■ SHORT TASK ■
Find all lines in the listing that include the word "ВОДЫ", then copy them.

■ DATA TO USE ■
-- start --

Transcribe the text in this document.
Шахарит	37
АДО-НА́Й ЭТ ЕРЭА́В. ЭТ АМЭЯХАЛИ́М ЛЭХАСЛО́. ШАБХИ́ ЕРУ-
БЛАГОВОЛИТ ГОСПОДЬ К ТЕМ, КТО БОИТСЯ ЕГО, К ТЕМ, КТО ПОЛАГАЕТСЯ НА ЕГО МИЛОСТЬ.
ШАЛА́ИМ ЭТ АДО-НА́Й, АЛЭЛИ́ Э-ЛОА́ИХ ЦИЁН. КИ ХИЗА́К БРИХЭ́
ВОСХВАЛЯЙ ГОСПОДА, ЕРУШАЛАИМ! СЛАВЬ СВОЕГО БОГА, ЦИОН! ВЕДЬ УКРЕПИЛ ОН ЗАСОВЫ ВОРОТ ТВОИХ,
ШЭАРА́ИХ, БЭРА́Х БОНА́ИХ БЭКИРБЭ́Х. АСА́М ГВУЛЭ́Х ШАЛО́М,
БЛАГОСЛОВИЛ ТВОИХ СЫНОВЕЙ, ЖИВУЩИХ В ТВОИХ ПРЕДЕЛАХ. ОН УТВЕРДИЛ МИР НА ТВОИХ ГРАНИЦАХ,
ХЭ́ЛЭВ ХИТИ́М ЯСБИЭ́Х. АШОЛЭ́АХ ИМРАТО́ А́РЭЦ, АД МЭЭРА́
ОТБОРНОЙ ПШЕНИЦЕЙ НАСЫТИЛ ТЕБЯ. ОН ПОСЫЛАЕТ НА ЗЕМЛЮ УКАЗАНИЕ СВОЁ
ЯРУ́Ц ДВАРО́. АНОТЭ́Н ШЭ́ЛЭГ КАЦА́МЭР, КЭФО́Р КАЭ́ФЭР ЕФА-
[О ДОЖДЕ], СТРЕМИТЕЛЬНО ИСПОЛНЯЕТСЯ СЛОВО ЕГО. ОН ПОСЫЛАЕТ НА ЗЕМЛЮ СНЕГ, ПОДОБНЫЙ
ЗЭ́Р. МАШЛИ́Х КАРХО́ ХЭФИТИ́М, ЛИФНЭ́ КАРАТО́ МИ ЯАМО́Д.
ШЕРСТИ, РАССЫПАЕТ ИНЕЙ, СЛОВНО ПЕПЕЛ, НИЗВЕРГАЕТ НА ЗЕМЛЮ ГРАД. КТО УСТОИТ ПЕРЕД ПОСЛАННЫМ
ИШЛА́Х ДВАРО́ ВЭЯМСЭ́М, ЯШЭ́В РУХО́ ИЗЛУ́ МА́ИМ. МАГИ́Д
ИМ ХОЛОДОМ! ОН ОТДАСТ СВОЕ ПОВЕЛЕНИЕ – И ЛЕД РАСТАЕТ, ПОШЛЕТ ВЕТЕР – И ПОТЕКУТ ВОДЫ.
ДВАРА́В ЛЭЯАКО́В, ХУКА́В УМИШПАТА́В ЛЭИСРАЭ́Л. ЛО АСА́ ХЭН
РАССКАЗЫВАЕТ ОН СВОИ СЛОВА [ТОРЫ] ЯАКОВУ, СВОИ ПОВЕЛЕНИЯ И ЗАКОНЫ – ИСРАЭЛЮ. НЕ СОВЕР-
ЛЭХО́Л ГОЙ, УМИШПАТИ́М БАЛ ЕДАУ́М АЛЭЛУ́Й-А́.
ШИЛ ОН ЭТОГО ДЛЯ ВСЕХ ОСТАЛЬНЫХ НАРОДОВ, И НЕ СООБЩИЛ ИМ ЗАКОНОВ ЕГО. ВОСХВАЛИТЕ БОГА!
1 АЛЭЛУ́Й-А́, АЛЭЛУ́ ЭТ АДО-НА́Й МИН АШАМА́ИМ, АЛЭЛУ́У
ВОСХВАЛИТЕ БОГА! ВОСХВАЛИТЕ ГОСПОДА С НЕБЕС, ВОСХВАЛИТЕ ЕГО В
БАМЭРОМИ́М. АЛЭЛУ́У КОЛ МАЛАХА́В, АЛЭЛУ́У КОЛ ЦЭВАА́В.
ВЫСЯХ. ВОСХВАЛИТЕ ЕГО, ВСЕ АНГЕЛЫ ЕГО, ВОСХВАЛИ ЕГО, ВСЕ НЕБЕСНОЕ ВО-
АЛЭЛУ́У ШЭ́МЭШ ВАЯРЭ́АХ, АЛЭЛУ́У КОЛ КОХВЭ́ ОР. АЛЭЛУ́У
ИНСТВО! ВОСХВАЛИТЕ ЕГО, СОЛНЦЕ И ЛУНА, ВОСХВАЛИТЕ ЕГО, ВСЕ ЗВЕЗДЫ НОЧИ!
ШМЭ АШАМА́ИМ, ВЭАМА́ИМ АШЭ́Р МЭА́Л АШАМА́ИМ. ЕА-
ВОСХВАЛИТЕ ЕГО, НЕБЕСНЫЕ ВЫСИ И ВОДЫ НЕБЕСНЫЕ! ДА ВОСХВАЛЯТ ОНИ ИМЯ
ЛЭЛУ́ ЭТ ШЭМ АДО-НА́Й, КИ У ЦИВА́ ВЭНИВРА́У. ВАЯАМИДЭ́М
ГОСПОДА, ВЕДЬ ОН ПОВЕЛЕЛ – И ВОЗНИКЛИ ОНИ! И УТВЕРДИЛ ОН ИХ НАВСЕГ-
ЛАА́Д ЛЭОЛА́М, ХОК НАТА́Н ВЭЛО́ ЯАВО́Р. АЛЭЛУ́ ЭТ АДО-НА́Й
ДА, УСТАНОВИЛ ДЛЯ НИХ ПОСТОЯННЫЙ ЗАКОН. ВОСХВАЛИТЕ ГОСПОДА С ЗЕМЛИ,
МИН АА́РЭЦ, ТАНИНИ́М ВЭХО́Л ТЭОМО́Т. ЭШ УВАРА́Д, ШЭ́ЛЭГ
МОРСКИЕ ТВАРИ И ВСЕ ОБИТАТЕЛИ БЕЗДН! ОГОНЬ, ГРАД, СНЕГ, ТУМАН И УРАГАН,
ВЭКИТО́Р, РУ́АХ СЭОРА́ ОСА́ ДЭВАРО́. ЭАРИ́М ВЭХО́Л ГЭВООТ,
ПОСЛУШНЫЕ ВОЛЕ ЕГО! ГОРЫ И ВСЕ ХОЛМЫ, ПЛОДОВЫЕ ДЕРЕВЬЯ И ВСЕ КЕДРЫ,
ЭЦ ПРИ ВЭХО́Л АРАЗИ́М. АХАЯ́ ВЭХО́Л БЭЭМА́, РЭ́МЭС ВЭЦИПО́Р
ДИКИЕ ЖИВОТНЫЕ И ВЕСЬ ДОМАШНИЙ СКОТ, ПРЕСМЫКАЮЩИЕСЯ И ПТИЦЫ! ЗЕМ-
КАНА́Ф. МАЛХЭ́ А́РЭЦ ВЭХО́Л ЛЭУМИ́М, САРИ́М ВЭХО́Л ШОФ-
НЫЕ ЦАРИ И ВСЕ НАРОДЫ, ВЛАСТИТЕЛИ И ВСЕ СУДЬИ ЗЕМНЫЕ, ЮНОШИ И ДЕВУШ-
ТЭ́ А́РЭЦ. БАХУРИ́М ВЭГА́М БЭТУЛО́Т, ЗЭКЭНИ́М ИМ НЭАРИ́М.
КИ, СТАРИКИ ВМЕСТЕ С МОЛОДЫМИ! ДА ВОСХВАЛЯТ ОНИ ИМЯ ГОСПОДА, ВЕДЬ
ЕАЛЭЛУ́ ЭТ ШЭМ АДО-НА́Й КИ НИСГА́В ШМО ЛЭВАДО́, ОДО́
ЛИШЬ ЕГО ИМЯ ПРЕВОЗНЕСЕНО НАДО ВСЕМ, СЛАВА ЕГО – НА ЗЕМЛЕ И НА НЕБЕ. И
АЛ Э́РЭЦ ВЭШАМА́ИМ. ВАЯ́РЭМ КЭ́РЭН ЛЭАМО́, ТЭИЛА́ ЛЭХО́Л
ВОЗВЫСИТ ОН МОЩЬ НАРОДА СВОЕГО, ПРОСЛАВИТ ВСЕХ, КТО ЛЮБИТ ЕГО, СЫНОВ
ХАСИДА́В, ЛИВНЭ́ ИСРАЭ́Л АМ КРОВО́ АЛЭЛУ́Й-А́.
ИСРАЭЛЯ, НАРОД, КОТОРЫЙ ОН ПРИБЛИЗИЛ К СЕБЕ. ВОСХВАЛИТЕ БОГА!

-- end --

■ RESPONSE FOR THIS EXERCISE ■
ИМ ХОЛОДОМ! ОН ОТДАСТ СВОЕ ПОВЕЛЕНИЕ – И ЛЕД РАСТАЕТ, ПОШЛЕТ ВЕТЕР – И ПОТЕКУТ ВОДЫ.
ВОСХВАЛИТЕ ЕГО, НЕБЕСНЫЕ ВЫСИ И ВОДЫ НЕБЕСНЫЕ! ДА ВОСХВАЛЯТ ОНИ ИМЯ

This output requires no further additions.